-- YOUR OBJECTIVE --
Where a line contains the word "numerals", copy that line in full.
*-*-*
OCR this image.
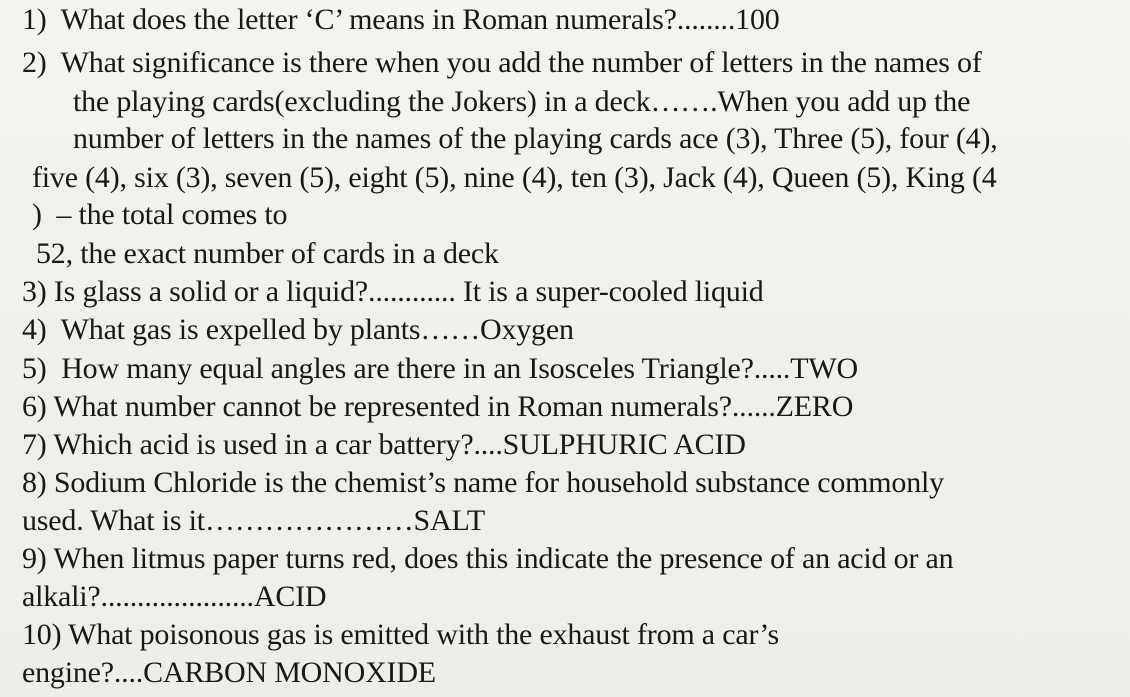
1)  What does the letter ‘C’ means in Roman numerals?........100
2)  What significance is there when you add the number of letters in the names of
the playing cards(excluding the Jokers) in a deck…….When you add up the
number of letters in the names of the playing cards ace (3), Three (5), four (4),
five (4), six (3), seven (5), eight (5), nine (4), ten (3), Jack (4), Queen (5), King (4
)  – the total comes to
52, the exact number of cards in a deck
3) Is glass a solid or a liquid?............ It is a super-cooled liquid
4)  What gas is expelled by plants……Oxygen
5)  How many equal angles are there in an Isosceles Triangle?.....TWO
6) What number cannot be represented in Roman numerals?......ZERO
7) Which acid is used in a car battery?....SULPHURIC ACID
8) Sodium Chloride is the chemist’s name for household substance commonly
used. What is it…………………SALT
9) When litmus paper turns red, does this indicate the presence of an acid or an
alkali?.....................ACID
10) What poisonous gas is emitted with the exhaust from a car’s
engine?....CARBON MONOXIDE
*-*-*
-- OUTPUT OF THE TASK --
1)  What does the letter ‘C’ means in Roman numerals?........100
6) What number cannot be represented in Roman numerals?......ZERO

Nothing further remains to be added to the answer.